Return each line containing the string "两个责任".

• • • •

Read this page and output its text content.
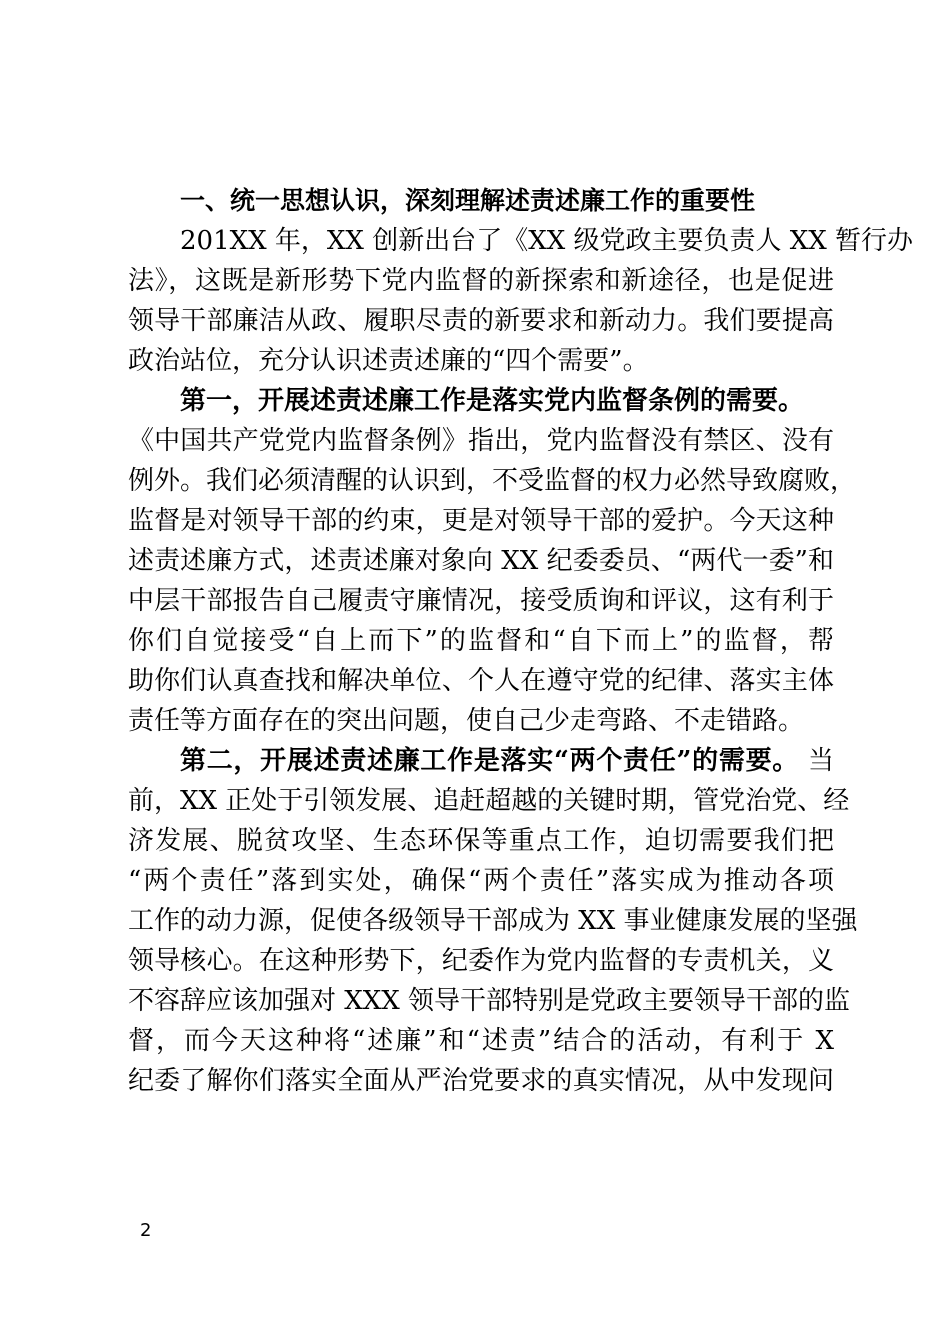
一、统一思想认识，深刻理解述责述廉工作的重要性
201XX 年，XX 创新出台了《XX 级党政主要负责人 XX 暂行办
法》，这既是新形势下党内监督的新探索和新途径，也是促进
领导干部廉洁从政、履职尽责的新要求和新动力。我们要提高
政治站位，充分认识述责述廉的“四个需要”。
第一，开展述责述廉工作是落实党内监督条例的需要。
《中国共产党党内监督条例》指出，党内监督没有禁区、没有
例外。我们必须清醒的认识到，不受监督的权力必然导致腐败，
监督是对领导干部的约束，更是对领导干部的爱护。今天这种
述责述廉方式，述责述廉对象向 XX 纪委委员、“两代一委”和
中层干部报告自己履责守廉情况，接受质询和评议，这有利于
你们自觉接受“自上而下”的监督和“自下而上”的监督，帮
助你们认真查找和解决单位、个人在遵守党的纪律、落实主体
责任等方面存在的突出问题，使自己少走弯路、不走错路。
第二，开展述责述廉工作是落实“两个责任”的需要。 当
前，XX 正处于引领发展、追赶超越的关键时期，管党治党、经
济发展、脱贫攻坚、生态环保等重点工作，迫切需要我们把
“两个责任”落到实处，确保“两个责任”落实成为推动各项
工作的动力源，促使各级领导干部成为 XX 事业健康发展的坚强
领导核心。在这种形势下，纪委作为党内监督的专责机关，义
不容辞应该加强对 XXX 领导干部特别是党政主要领导干部的监
督，而今天这种将“述廉”和“述责”结合的活动，有利于 X
纪委了解你们落实全面从严治党要求的真实情况，从中发现问
2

• • • •

— Complete response —
第二，开展述责述廉工作是落实“两个责任”的需要。 当
“两个责任”落到实处，确保“两个责任”落实成为推动各项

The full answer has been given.